Data records

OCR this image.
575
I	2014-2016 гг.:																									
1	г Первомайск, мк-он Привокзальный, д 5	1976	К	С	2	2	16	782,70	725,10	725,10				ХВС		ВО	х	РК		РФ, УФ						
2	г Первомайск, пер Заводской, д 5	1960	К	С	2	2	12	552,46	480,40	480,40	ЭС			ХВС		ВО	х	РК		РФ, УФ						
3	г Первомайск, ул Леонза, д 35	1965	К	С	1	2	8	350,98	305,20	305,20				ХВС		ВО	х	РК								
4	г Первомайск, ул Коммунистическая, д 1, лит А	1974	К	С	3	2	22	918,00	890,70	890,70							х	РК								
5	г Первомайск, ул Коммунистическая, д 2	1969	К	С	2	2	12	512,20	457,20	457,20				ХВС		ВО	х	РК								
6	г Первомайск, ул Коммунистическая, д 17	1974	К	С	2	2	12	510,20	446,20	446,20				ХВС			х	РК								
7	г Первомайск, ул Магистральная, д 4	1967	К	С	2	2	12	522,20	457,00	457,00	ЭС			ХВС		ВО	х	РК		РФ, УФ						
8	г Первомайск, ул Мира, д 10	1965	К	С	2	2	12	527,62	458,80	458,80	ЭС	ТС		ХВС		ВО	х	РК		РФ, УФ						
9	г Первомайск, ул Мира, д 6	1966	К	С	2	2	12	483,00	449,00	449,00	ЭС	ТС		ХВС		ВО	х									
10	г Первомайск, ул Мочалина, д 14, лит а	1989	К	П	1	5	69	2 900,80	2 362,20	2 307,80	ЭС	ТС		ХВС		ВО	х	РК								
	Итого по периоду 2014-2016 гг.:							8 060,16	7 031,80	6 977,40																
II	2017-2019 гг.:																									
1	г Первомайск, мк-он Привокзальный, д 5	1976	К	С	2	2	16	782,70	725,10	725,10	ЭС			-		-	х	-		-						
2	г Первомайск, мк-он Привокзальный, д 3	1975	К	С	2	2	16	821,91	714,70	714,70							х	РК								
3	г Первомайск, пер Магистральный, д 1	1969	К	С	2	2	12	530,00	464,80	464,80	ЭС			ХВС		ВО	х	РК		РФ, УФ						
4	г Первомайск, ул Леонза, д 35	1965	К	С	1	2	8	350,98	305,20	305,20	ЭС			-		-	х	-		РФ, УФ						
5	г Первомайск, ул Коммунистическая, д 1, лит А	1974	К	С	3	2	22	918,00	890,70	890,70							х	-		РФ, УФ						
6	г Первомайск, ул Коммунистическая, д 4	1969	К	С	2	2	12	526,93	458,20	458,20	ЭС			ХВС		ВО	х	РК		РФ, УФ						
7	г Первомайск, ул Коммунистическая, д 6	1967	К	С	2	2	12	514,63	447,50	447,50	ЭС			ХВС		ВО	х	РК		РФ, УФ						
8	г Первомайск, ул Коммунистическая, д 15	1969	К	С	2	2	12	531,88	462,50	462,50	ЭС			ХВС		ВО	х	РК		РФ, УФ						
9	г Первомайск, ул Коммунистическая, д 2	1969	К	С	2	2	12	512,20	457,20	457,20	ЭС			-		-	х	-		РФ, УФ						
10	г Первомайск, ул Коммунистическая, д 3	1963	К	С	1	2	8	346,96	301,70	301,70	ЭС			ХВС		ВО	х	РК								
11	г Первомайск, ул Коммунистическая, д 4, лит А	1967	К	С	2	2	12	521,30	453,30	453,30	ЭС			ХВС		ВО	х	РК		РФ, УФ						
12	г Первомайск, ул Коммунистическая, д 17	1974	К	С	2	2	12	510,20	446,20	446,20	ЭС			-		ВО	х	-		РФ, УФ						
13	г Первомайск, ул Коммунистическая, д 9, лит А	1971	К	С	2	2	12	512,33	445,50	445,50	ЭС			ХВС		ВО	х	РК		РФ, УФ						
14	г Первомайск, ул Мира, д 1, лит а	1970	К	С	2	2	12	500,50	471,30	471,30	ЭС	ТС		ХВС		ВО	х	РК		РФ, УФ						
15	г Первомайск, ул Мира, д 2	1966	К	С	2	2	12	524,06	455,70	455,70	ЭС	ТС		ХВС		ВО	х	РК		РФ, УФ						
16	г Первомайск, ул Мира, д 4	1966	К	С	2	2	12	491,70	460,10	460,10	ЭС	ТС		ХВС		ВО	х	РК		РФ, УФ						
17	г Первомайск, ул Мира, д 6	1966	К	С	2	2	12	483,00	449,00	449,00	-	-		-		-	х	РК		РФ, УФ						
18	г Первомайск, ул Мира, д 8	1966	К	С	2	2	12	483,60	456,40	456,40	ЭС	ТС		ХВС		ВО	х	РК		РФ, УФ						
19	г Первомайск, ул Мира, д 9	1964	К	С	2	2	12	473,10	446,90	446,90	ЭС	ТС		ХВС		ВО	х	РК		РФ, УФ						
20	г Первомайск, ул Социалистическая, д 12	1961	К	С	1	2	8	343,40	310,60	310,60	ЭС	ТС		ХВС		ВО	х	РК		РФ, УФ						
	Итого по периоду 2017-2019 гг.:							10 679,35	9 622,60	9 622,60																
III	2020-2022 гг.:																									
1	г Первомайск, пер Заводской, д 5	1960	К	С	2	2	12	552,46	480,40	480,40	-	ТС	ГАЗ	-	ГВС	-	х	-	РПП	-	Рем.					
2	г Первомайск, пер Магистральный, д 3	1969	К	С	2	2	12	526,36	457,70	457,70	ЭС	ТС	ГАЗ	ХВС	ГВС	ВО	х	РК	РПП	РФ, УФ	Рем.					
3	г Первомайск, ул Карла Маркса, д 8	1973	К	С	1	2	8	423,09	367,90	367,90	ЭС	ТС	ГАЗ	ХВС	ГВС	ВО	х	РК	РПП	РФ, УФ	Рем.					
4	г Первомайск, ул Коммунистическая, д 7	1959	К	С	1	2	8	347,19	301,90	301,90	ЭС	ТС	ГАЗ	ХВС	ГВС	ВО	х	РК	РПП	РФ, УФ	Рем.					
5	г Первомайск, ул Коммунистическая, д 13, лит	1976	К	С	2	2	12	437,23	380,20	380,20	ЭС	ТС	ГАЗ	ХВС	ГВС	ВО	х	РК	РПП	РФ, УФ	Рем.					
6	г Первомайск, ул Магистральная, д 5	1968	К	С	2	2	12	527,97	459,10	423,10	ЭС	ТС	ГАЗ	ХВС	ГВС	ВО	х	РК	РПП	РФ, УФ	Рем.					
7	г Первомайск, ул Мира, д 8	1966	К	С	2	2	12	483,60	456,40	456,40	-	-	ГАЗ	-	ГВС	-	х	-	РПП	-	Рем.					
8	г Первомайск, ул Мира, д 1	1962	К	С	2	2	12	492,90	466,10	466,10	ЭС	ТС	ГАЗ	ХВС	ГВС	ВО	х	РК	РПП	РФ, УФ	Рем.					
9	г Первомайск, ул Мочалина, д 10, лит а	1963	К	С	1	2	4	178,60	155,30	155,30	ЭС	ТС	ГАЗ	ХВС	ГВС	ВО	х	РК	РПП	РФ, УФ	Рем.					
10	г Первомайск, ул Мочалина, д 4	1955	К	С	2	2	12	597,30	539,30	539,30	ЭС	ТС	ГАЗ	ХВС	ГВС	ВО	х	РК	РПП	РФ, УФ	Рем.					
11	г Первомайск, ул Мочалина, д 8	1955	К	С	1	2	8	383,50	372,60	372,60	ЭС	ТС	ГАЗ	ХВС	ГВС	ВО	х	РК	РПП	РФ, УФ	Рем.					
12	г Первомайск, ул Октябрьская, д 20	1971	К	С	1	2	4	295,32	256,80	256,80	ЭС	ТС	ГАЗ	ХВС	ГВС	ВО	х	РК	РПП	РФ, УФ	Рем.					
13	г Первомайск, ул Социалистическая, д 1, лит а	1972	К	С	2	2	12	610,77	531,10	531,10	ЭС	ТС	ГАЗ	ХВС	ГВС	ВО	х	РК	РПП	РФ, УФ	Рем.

▶ Problem statement
Each line in the listing above either holds the string "Магистральная" or does not; state how many do, giving the number only.

▶ Correct answer
2